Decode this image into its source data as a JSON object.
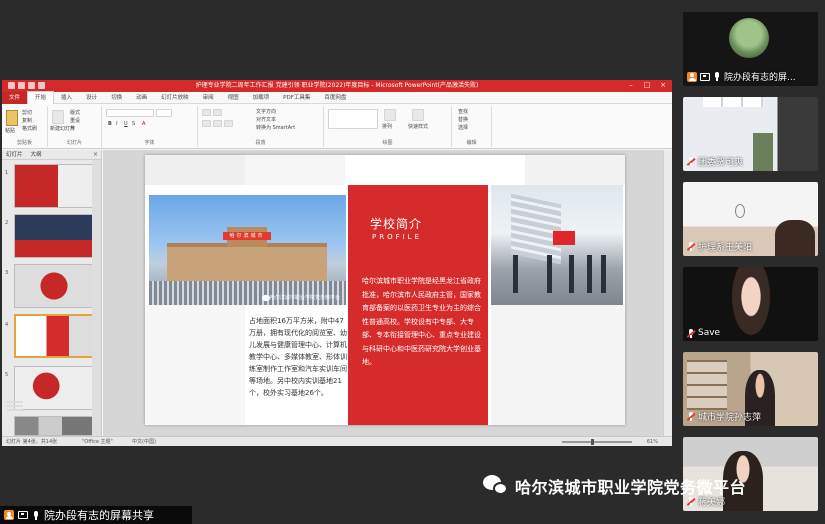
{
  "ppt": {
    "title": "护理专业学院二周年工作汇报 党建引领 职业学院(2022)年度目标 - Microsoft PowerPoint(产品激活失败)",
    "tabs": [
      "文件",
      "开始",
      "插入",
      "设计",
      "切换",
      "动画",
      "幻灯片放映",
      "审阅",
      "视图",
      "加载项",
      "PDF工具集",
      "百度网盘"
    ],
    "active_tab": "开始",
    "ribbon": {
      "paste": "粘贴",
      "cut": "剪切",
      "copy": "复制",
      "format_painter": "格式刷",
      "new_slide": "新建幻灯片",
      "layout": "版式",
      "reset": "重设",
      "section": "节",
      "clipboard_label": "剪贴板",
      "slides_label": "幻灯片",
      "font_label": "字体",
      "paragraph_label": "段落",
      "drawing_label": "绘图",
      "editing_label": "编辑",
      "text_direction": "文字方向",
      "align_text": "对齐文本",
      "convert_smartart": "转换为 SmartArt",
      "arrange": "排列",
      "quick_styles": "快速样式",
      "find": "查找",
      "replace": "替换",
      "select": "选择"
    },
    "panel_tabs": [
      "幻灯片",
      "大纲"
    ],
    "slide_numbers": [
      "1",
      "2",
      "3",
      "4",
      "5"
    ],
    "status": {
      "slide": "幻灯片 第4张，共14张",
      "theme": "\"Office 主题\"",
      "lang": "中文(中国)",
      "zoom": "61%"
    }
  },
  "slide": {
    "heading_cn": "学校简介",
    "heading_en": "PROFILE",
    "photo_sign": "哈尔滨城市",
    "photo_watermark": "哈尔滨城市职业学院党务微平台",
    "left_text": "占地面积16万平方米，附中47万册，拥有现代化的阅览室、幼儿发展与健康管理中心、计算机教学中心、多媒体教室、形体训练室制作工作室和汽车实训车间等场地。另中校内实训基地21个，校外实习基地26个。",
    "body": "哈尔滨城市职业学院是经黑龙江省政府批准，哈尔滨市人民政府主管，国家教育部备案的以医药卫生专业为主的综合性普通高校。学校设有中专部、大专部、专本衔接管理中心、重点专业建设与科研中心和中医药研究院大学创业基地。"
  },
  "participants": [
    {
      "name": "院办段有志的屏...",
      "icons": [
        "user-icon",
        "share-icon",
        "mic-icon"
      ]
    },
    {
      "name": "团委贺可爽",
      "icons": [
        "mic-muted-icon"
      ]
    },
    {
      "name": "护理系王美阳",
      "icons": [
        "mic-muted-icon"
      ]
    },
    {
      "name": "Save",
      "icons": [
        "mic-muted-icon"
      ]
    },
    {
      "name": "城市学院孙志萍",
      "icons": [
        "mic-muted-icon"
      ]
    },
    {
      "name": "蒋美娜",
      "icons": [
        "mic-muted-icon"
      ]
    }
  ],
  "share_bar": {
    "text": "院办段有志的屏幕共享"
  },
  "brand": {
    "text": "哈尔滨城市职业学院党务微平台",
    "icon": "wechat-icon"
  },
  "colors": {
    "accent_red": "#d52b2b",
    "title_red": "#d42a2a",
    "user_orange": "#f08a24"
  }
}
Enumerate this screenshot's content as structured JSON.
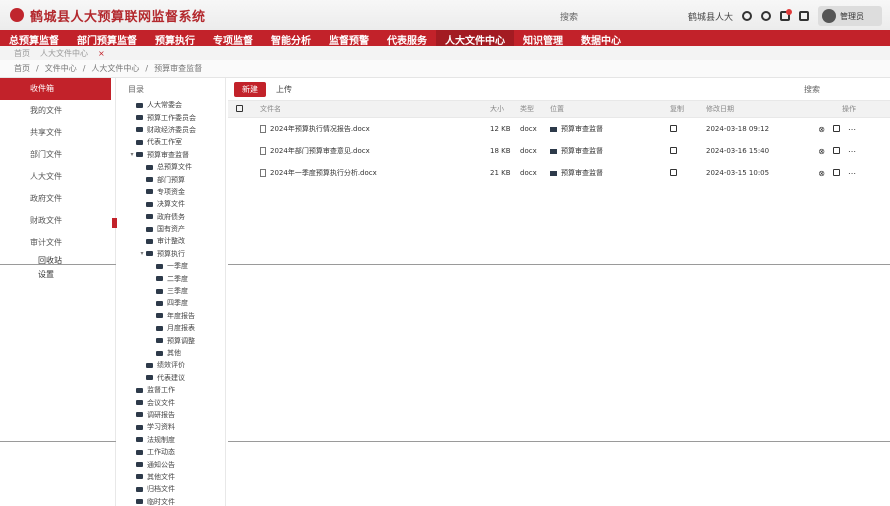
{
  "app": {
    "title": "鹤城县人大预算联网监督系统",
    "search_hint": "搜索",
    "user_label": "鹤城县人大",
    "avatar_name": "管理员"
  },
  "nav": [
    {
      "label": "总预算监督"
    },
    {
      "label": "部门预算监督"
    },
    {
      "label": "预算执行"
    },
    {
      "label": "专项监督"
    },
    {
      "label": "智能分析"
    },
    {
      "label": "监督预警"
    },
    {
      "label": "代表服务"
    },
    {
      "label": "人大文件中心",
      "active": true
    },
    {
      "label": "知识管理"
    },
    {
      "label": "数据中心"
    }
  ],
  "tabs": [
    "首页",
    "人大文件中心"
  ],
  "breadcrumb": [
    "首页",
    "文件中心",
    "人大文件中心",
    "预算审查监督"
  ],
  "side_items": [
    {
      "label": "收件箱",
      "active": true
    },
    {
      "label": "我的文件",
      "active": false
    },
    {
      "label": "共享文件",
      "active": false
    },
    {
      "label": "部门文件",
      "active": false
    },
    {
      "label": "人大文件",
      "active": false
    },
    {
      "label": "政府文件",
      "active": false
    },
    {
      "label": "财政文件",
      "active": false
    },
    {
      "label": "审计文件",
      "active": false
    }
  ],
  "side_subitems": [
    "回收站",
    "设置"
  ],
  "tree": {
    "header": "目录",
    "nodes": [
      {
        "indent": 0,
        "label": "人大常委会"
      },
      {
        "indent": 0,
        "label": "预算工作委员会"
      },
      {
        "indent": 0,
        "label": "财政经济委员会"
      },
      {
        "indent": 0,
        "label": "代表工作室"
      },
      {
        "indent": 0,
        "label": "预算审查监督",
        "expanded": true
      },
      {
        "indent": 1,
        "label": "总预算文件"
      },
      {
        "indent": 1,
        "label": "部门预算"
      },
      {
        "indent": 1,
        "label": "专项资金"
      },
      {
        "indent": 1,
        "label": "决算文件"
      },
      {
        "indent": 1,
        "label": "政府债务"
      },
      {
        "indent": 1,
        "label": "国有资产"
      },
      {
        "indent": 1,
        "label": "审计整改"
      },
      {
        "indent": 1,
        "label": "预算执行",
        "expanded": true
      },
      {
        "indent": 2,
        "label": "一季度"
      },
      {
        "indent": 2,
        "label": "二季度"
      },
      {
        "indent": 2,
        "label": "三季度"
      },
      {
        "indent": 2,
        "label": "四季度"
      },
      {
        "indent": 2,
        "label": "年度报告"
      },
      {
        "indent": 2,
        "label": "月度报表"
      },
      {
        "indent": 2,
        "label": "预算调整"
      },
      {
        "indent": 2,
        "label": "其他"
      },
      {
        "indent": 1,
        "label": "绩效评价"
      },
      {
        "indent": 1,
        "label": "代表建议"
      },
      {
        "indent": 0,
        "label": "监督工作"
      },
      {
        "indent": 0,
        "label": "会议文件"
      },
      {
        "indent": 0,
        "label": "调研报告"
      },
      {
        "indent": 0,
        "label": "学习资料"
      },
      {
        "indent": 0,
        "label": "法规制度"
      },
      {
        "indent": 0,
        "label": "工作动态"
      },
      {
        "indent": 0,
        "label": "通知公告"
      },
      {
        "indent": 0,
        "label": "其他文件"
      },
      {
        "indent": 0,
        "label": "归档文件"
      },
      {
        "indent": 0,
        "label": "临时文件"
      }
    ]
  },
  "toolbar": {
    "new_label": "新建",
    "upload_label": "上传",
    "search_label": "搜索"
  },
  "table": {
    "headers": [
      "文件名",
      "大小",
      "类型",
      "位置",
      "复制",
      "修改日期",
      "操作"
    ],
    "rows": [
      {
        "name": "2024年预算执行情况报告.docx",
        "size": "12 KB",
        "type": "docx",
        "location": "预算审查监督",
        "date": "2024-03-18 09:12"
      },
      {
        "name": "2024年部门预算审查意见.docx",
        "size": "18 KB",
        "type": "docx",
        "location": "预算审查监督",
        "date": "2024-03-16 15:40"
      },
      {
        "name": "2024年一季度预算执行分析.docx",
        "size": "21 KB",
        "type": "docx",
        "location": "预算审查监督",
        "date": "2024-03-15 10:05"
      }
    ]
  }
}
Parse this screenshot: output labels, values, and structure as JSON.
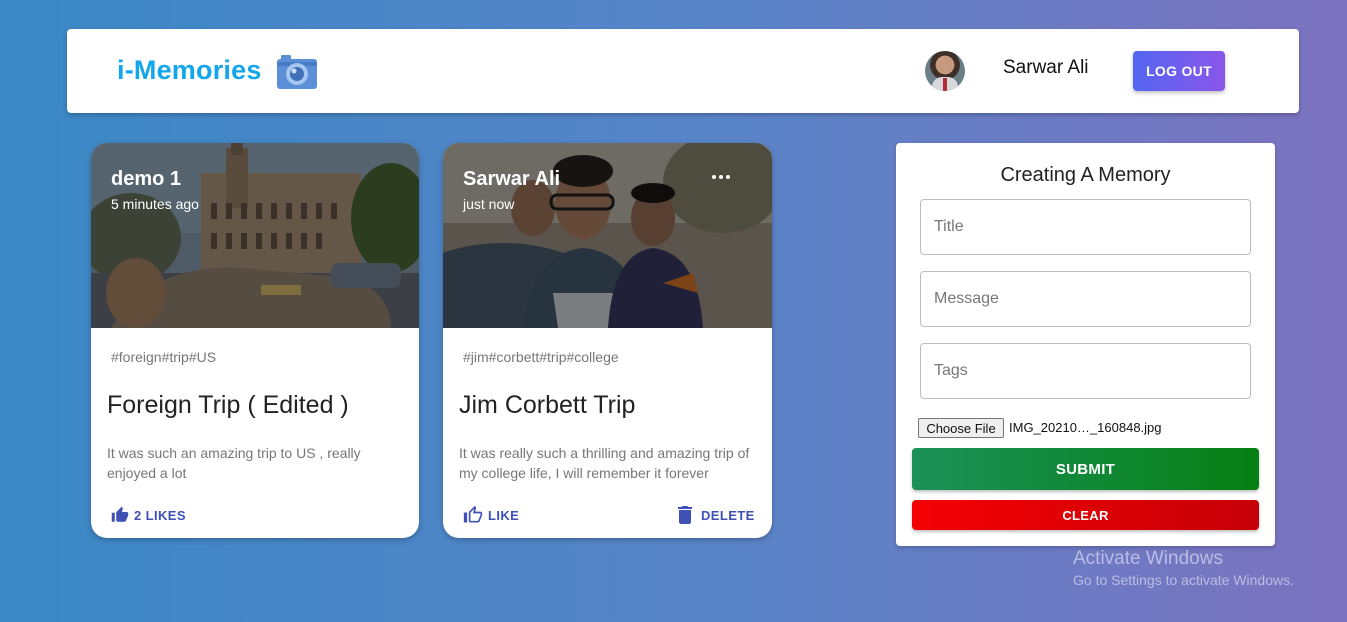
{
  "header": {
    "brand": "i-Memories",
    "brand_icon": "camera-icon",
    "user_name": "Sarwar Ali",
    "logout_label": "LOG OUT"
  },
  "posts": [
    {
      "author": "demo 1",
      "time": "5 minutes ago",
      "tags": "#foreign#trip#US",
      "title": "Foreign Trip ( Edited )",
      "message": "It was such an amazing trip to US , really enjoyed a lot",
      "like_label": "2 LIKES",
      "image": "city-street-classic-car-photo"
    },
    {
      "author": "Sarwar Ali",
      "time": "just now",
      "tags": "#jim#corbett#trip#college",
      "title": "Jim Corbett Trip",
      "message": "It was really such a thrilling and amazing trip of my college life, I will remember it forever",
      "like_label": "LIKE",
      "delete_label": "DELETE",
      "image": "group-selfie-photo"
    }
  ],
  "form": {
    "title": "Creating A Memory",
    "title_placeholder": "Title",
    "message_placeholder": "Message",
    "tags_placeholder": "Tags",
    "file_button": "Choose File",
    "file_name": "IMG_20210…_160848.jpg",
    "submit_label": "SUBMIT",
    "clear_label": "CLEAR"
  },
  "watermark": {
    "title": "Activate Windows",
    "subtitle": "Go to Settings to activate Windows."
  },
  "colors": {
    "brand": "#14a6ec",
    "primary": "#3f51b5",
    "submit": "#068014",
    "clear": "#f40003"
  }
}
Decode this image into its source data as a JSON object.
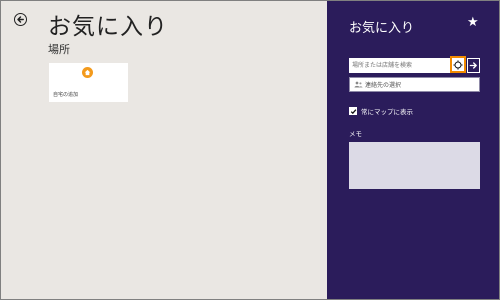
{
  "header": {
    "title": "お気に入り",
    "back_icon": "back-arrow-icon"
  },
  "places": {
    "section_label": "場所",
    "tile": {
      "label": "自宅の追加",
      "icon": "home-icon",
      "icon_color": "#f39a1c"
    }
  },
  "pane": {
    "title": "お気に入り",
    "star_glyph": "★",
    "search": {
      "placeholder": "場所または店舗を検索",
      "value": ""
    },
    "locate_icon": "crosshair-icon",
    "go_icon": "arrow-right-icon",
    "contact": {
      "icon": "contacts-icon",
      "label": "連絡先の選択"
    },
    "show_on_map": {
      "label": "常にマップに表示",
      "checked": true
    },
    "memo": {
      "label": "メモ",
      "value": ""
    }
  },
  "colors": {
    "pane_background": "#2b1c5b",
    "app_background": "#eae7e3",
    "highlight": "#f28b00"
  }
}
= = =
Report the number of lines of the listing above that hold the string "JSON", with no other text.

4